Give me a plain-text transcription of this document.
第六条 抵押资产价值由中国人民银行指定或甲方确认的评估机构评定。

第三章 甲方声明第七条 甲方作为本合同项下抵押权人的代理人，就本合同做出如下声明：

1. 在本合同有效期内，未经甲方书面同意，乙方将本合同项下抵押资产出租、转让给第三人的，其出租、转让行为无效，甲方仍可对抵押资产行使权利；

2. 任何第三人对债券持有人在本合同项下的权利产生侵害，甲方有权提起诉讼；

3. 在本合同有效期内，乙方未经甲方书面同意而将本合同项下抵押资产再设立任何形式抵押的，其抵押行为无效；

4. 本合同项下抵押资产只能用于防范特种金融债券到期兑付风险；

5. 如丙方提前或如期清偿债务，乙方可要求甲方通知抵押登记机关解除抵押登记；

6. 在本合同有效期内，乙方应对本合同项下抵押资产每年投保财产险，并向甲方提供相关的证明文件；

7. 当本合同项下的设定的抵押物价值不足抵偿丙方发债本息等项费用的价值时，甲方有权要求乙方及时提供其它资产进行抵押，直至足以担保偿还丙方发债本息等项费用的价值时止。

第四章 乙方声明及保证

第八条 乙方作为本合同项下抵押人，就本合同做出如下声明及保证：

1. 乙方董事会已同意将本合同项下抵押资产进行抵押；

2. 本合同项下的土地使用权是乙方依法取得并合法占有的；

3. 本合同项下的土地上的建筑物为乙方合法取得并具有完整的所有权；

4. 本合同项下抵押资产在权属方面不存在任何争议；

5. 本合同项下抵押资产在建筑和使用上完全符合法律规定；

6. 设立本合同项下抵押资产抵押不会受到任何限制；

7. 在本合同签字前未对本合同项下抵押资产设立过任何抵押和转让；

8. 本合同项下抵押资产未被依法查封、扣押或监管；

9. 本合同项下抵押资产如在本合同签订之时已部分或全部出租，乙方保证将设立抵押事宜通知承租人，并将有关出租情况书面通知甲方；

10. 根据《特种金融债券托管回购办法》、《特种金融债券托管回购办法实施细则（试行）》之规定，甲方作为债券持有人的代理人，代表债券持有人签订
==========
* [Stated exercise]:
Gather every line containing the word "在本合同有效期内" and copy it.

* [Task result]:
1. 在本合同有效期内，未经甲方书面同意，乙方将本合同项下抵押资产出租、转让给第三人的，其出租、转让行为无效，甲方仍可对抵押资产行使权利；
3. 在本合同有效期内，乙方未经甲方书面同意而将本合同项下抵押资产再设立任何形式抵押的，其抵押行为无效；
6. 在本合同有效期内，乙方应对本合同项下抵押资产每年投保财产险，并向甲方提供相关的证明文件；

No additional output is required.